GIVEN PROBLEM ::
Retype all of the data exactly as given.

DATA SECTION ::
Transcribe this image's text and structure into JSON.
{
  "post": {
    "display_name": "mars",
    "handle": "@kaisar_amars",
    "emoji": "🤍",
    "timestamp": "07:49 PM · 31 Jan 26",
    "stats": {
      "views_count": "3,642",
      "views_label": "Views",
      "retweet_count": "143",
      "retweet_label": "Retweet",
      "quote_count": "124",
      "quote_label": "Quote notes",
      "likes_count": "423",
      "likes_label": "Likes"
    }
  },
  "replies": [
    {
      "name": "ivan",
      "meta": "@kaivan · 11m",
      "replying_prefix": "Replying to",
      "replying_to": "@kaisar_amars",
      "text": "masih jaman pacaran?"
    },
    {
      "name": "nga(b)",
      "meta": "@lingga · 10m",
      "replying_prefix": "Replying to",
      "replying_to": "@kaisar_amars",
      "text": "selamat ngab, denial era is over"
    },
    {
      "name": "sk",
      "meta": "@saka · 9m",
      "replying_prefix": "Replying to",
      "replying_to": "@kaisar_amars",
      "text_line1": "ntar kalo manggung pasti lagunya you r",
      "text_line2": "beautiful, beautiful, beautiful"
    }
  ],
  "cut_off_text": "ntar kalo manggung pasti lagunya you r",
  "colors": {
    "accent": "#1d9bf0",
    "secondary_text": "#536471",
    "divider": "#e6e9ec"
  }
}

TASK RESULT ::
Transcribe this image's text and structure into JSON.
{
  "post": {
    "display_name": "mars",
    "handle": "@kaisar_amars",
    "emoji": "🤍",
    "timestamp": "07:49 PM · 31 Jan 26",
    "stats": {
      "views_count": "3,642",
      "views_label": "Views",
      "retweet_count": "143",
      "retweet_label": "Retweet",
      "quote_count": "124",
      "quote_label": "Quote notes",
      "likes_count": "423",
      "likes_label": "Likes"
    }
  },
  "replies": [
    {
      "name": "ivan",
      "meta": "@kaivan · 11m",
      "replying_prefix": "Replying to",
      "replying_to": "@kaisar_amars",
      "text": "masih jaman pacaran?"
    },
    {
      "name": "nga(b)",
      "meta": "@lingga · 10m",
      "replying_prefix": "Replying to",
      "replying_to": "@kaisar_amars",
      "text": "selamat ngab, denial era is over"
    },
    {
      "name": "sk",
      "meta": "@saka · 9m",
      "replying_prefix": "Replying to",
      "replying_to": "@kaisar_amars",
      "text_line1": "ntar kalo manggung pasti lagunya you r",
      "text_line2": "beautiful, beautiful, beautiful"
    }
  ],
  "cut_off_text": "ntar kalo manggung pasti lagunya you r",
  "colors": {
    "accent": "#1d9bf0",
    "secondary_text": "#536471",
    "divider": "#e6e9ec"
  }
}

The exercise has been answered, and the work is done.